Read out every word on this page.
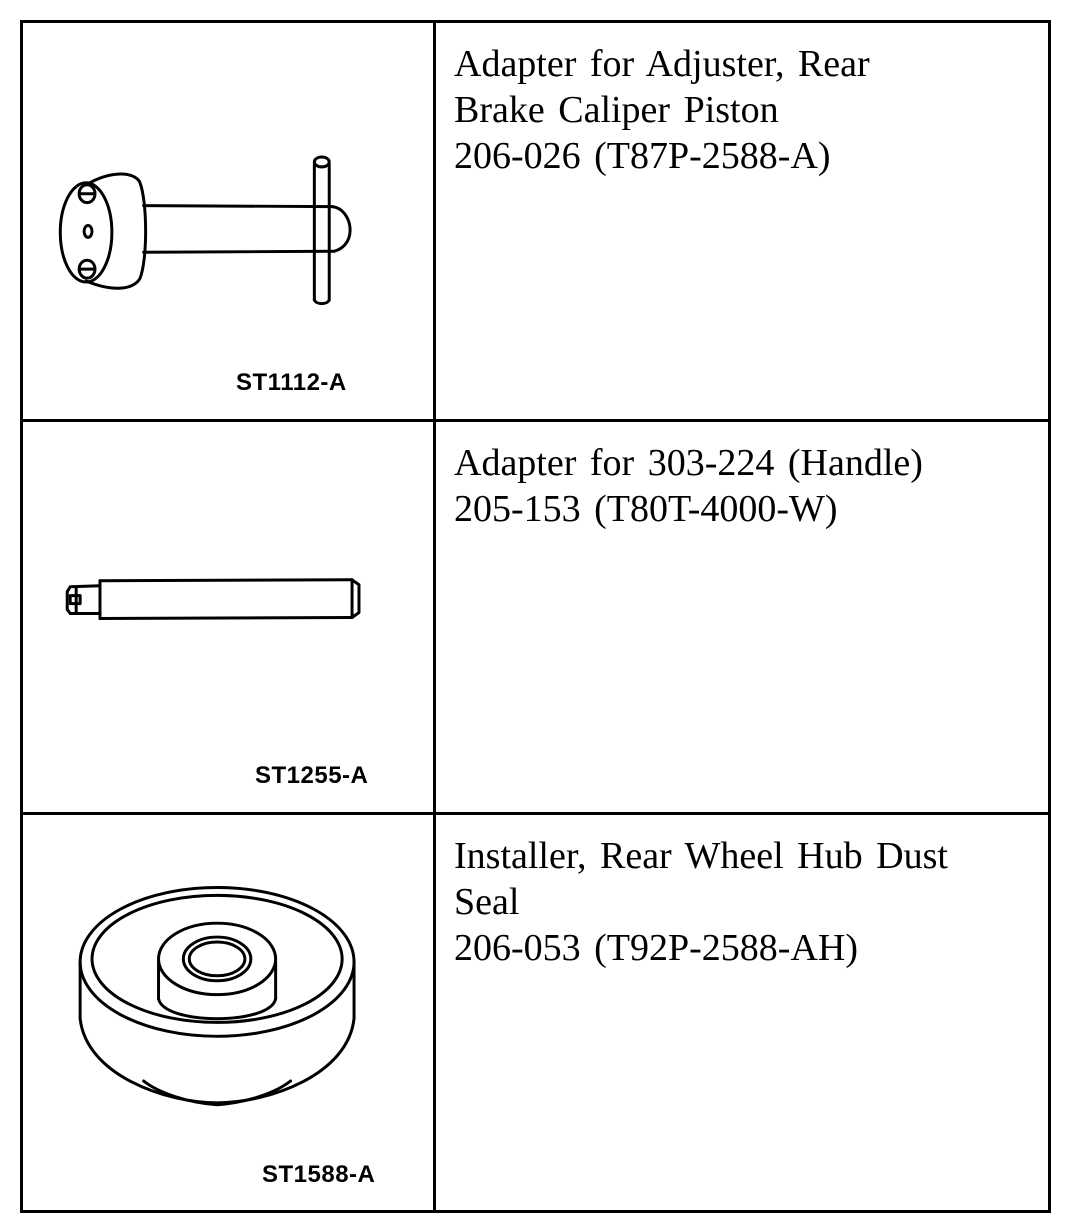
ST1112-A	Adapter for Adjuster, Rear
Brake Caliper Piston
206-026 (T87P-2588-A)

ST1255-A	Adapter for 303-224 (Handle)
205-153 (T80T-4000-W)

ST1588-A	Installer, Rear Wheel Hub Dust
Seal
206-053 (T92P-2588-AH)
§ §
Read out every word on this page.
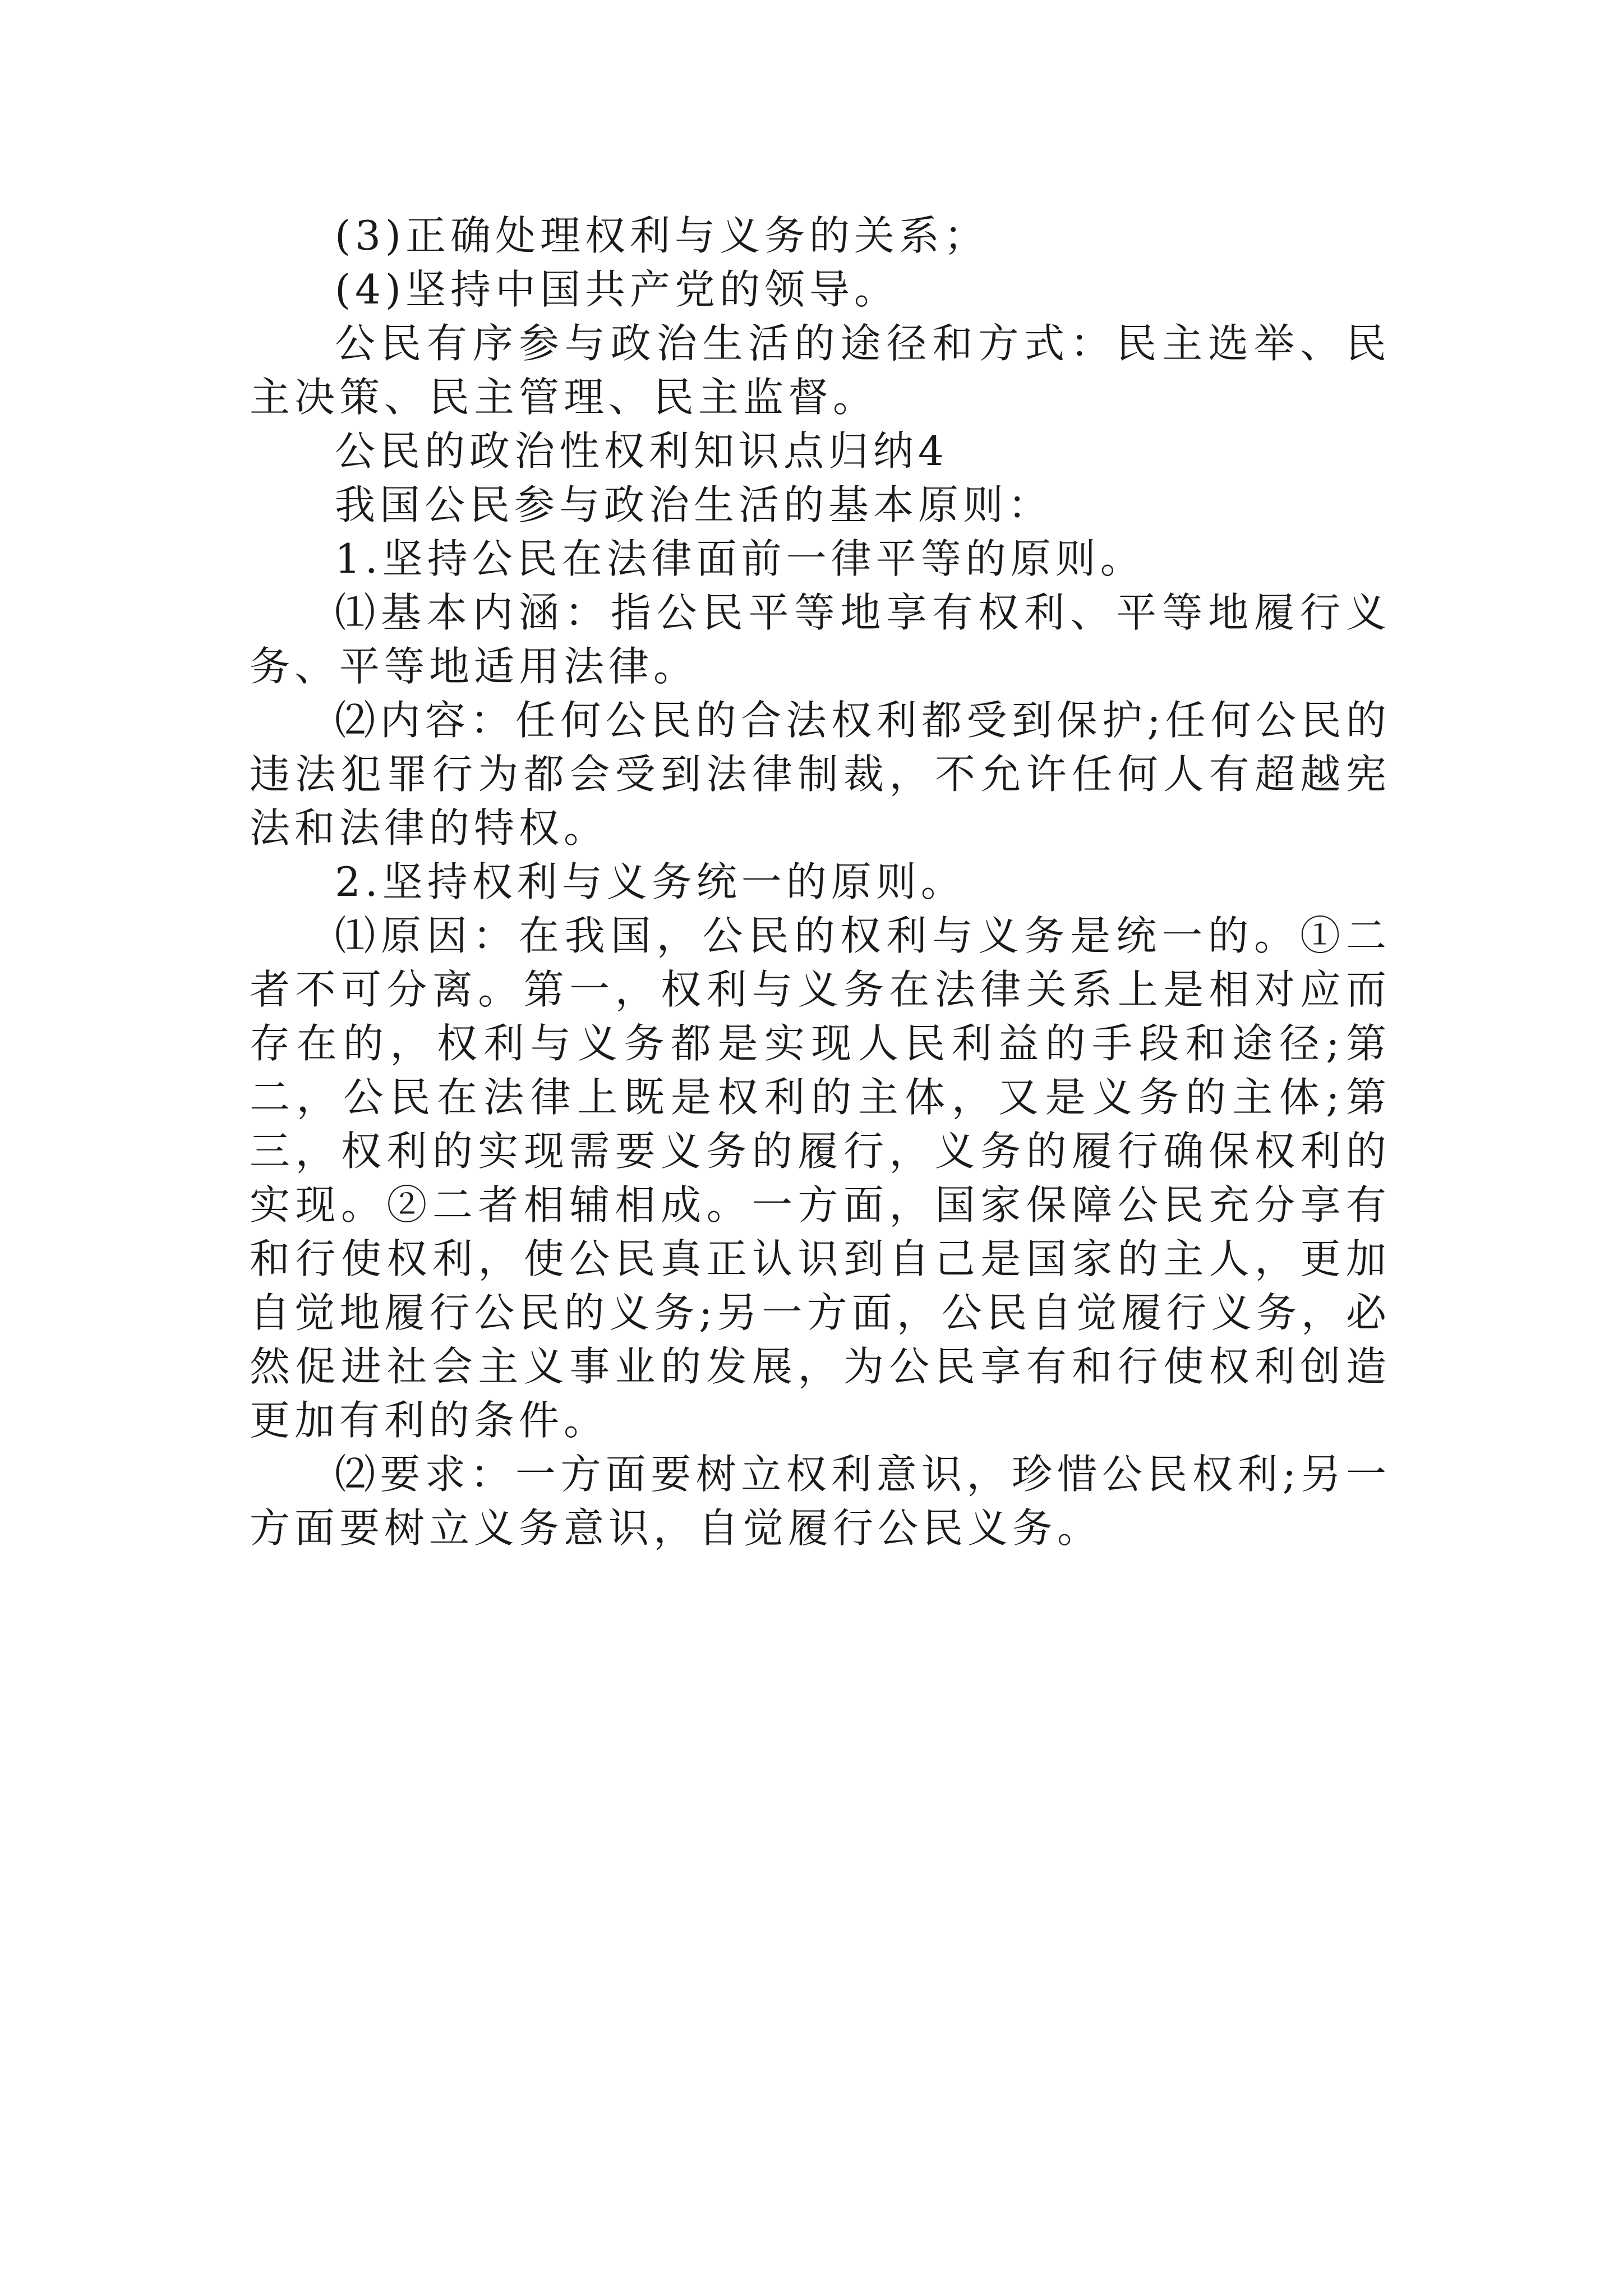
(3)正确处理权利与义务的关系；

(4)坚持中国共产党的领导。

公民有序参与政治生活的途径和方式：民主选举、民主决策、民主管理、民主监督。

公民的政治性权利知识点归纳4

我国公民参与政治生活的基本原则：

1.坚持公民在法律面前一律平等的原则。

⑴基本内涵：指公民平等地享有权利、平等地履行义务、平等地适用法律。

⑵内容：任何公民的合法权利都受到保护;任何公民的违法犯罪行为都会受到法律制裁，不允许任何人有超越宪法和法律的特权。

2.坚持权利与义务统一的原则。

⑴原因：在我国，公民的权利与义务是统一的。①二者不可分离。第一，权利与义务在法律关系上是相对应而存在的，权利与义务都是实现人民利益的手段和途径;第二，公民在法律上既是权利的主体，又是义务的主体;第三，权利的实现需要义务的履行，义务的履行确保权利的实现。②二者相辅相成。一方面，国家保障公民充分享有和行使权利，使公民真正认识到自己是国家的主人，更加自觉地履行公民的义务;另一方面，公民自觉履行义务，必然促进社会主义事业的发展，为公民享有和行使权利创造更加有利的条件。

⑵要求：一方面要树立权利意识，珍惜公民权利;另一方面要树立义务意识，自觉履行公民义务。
§ §
To be done:
Within the material above, find the lines that contain the word "Rear"; copy them.

Response for this exercise:
ST1112-A	Adapter for Adjuster, Rear
ST1588-A	Installer, Rear Wheel Hub Dust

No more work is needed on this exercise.